§ **EXERCISE DETAILS**: Collect every line below that contains the word "положення".

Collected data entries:
/---
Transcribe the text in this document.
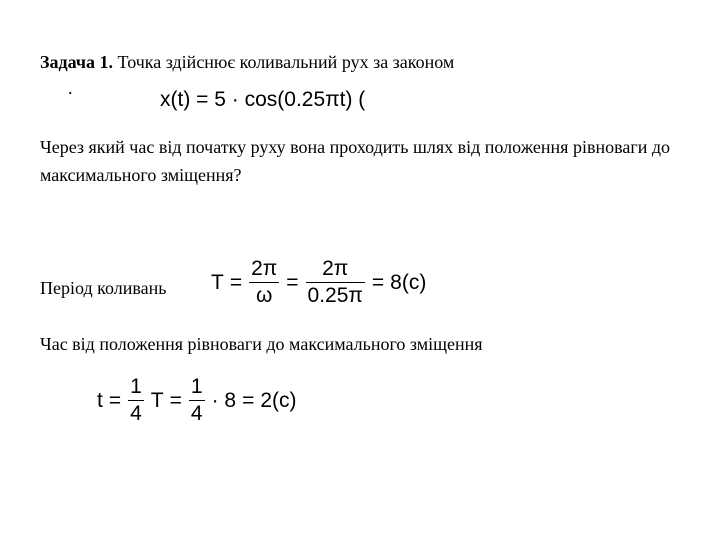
Задача 1. Точка здійснює коливальний рух за законом
.	x(t) = 5 · cos(0.25πt) (
Через який час від початку руху вона проходить шлях від положення рівноваги до максимального зміщення?
Період коливань $T = \frac{2\pi}{\omega} = \frac{2\pi}{0.25\pi} = 8(c)$
Час від положення рівноваги до максимального зміщення
$t = \frac{1}{4}$ $T = \frac{1}{4} \cdot 8 = 2(c)$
\---
§ **THE RESPONSE**:
Через який час від початку руху вона проходить шлях від положення рівноваги до максимального зміщення?
Час від положення рівноваги до максимального зміщення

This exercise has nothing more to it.